(Data extracted from a collection)
───

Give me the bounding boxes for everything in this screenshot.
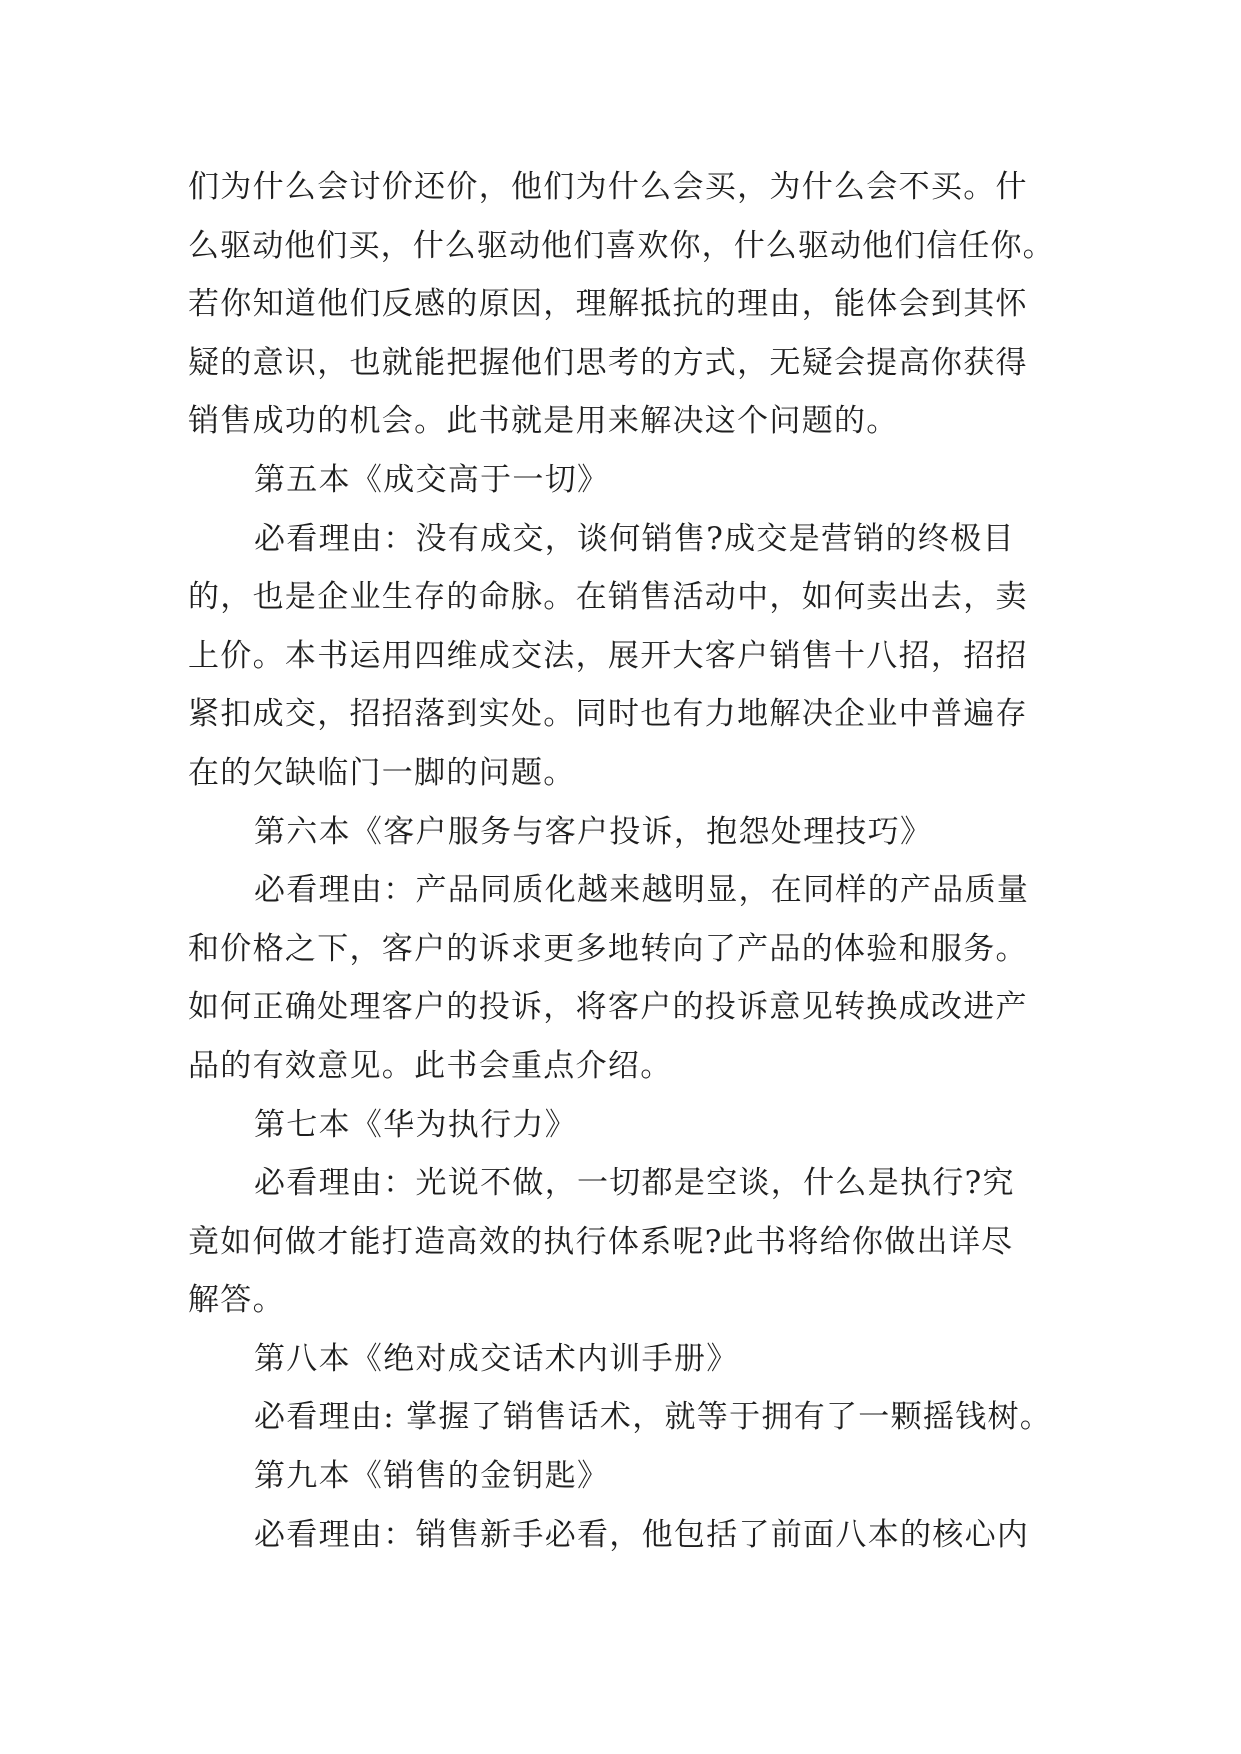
text-line: 第七本《华为执行力》 bbox=[254, 1106, 577, 1143]
text-line: 和价格之下，客户的诉求更多地转向了产品的体验和服务。 bbox=[188, 930, 1028, 967]
text-line: 么驱动他们买，什么驱动他们喜欢你，什么驱动他们信任你。 bbox=[188, 227, 1055, 264]
text-line: 销售成功的机会。此书就是用来解决这个问题的。 bbox=[188, 403, 899, 440]
text-line: 必看理由：没有成交，谈何销售?成交是营销的终极目 bbox=[254, 520, 1015, 557]
text-line: 第八本《绝对成交话术内训手册》 bbox=[254, 1340, 739, 1377]
text-line: 疑的意识，也就能把握他们思考的方式，无疑会提高你获得 bbox=[188, 344, 1028, 381]
text-line: 上价。本书运用四维成交法，展开大客户销售十八招，招招 bbox=[188, 637, 1028, 674]
text-line: 必看理由：产品同质化越来越明显，在同样的产品质量 bbox=[254, 872, 1030, 909]
text-line: 的，也是企业生存的命脉。在销售活动中，如何卖出去，卖 bbox=[188, 579, 1028, 616]
text-line: 第六本《客户服务与客户投诉，抱怨处理技巧》 bbox=[254, 813, 933, 850]
text-line: 第九本《销售的金钥匙》 bbox=[254, 1458, 610, 1495]
text-line: 若你知道他们反感的原因，理解抵抗的理由，能体会到其怀 bbox=[188, 286, 1028, 323]
text-line: 品的有效意见。此书会重点介绍。 bbox=[188, 1047, 673, 1084]
text-line: 在的欠缺临门一脚的问题。 bbox=[188, 754, 576, 791]
text-line: 解答。 bbox=[188, 1282, 285, 1319]
text-line: 紧扣成交，招招落到实处。同时也有力地解决企业中普遍存 bbox=[188, 696, 1028, 733]
document-body bbox=[188, 158, 1054, 1564]
text-line: 如何正确处理客户的投诉，将客户的投诉意见转换成改进产 bbox=[188, 989, 1028, 1026]
text-line: 竟如何做才能打造高效的执行体系呢?此书将给你做出详尽 bbox=[188, 1223, 1014, 1260]
text-line: 必看理由：销售新手必看，他包括了前面八本的核心内 bbox=[254, 1516, 1030, 1553]
text-line: 第五本《成交高于一切》 bbox=[254, 461, 610, 498]
text-line: 们为什么会讨价还价，他们为什么会买，为什么会不买。什 bbox=[188, 169, 1028, 205]
text-line: 必看理由: 掌握了销售话术，就等于拥有了一颗摇钱树。 bbox=[254, 1399, 1053, 1436]
text-line: 必看理由：光说不做，一切都是空谈，什么是执行?究 bbox=[254, 1165, 1015, 1202]
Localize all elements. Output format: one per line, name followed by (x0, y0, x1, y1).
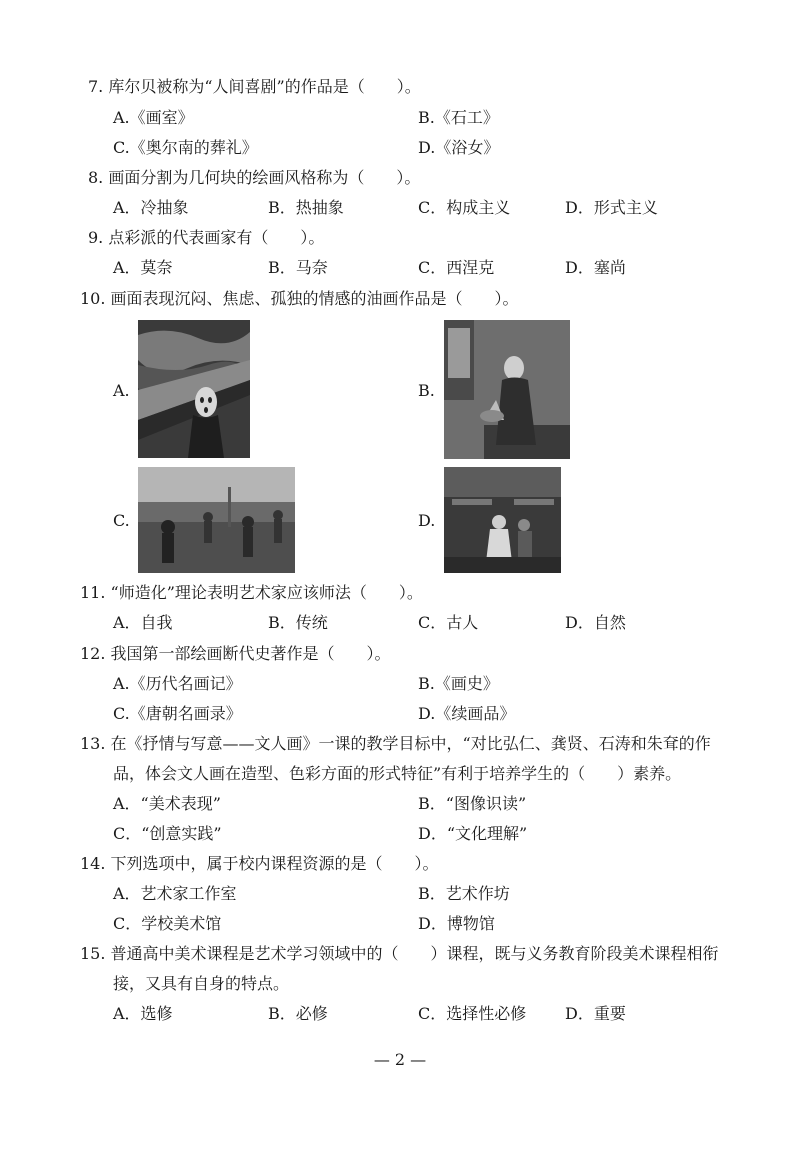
option-d: D.《续画品》 (418, 704, 516, 723)
option-b: B.《画史》 (418, 674, 499, 693)
question-8 (88, 167, 420, 189)
question-13 (80, 733, 711, 755)
option-b: B.《石工》 (418, 108, 499, 127)
question-text: 普通高中美术课程是艺术学习领域中的（ ）课程，既与义务教育阶段美术课程相衔 (110, 944, 719, 963)
question-text: 下列选项中，属于校内课程资源的是（ ）。 (110, 854, 439, 873)
page-number: — 2 — (373, 1050, 427, 1069)
option-d: D．重要 (565, 1004, 626, 1023)
question-text: 在《抒情与写意——文人画》一课的教学目标中，“对比弘仁、龚贤、石涛和朱耷的作 (110, 734, 711, 753)
option-c: C．构成主义 (418, 198, 511, 217)
option-b: B．传统 (268, 613, 328, 632)
option-a: A.《历代名画记》 (113, 674, 242, 693)
question-text: 画面表现沉闷、焦虑、孤独的情感的油画作品是（ ）。 (110, 289, 519, 308)
option-c: C．选择性必修 (418, 1004, 527, 1023)
question-number: 10. (80, 289, 106, 308)
question-number: 7. (88, 77, 104, 96)
painting-b-image (444, 320, 570, 459)
option-d-label: D. (418, 511, 436, 530)
option-b: B．艺术作坊 (418, 884, 510, 903)
question-text: 点彩派的代表画家有（ ）。 (108, 228, 325, 247)
option-b-label: B. (418, 381, 435, 400)
option-d: D.《浴女》 (418, 138, 500, 157)
option-d: D．“文化理解” (418, 824, 528, 843)
question-14 (80, 853, 439, 875)
option-a-label: A. (113, 381, 130, 400)
option-a: A．莫奈 (113, 258, 173, 277)
painting-c-image (138, 467, 295, 573)
option-b: B．热抽象 (268, 198, 344, 217)
question-number: 13. (80, 734, 106, 753)
option-a: A.《画室》 (113, 108, 194, 127)
option-d: D．自然 (565, 613, 626, 632)
question-9 (88, 227, 324, 249)
question-number: 9. (88, 228, 104, 247)
question-number: 14. (80, 854, 106, 873)
option-b: B．马奈 (268, 258, 328, 277)
question-15 (80, 943, 719, 965)
question-number: 15. (80, 944, 106, 963)
option-d: D．博物馆 (418, 914, 495, 933)
option-a: A．“美术表现” (113, 794, 221, 813)
question-text: 画面分割为几何块的绘画风格称为（ ）。 (108, 168, 421, 187)
painting-a-image (138, 320, 250, 458)
question-number: 8. (88, 168, 104, 187)
option-b: B．必修 (268, 1004, 328, 1023)
option-c-label: C. (113, 511, 130, 530)
question-text: “师造化”理论表明艺术家应该师法（ ）。 (110, 583, 423, 602)
option-a: A．选修 (113, 1004, 173, 1023)
question-number: 11. (80, 583, 106, 602)
question-text-continued: 品，体会文人画在造型、色彩方面的形式特征”有利于培养学生的（ ）素养。 (113, 764, 682, 783)
option-c: C．古人 (418, 613, 479, 632)
option-c: C．“创意实践” (113, 824, 222, 843)
question-text: 库尔贝被称为“人间喜剧”的作品是（ ）。 (108, 77, 421, 96)
question-10 (80, 288, 519, 310)
question-text: 我国第一部绘画断代史著作是（ ）。 (110, 644, 391, 663)
option-c: C．西涅克 (418, 258, 495, 277)
option-c: C.《唐朝名画录》 (113, 704, 242, 723)
option-a: A．艺术家工作室 (113, 884, 237, 903)
question-12 (80, 643, 391, 665)
option-d: D．形式主义 (565, 198, 658, 217)
option-b: B．“图像识读” (418, 794, 527, 813)
question-11 (80, 582, 423, 604)
option-a: A．自我 (113, 613, 173, 632)
option-c: C.《奥尔南的葬礼》 (113, 138, 258, 157)
option-d: D．塞尚 (565, 258, 626, 277)
question-text-continued: 接，又具有自身的特点。 (113, 974, 290, 993)
option-c: C．学校美术馆 (113, 914, 222, 933)
question-number: 12. (80, 644, 106, 663)
painting-d-image (444, 467, 561, 573)
question-7 (88, 76, 421, 98)
option-a: A．冷抽象 (113, 198, 189, 217)
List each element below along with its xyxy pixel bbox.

───

Pick out every line of the items above that contains the string "continued". Case counts.

question-text-continued: 品，体会文人画在造型、色彩方面的形式特征”有利于培养学生的（ ）素养。 (113, 764, 682, 783)
question-text-continued: 接，又具有自身的特点。 (113, 974, 290, 993)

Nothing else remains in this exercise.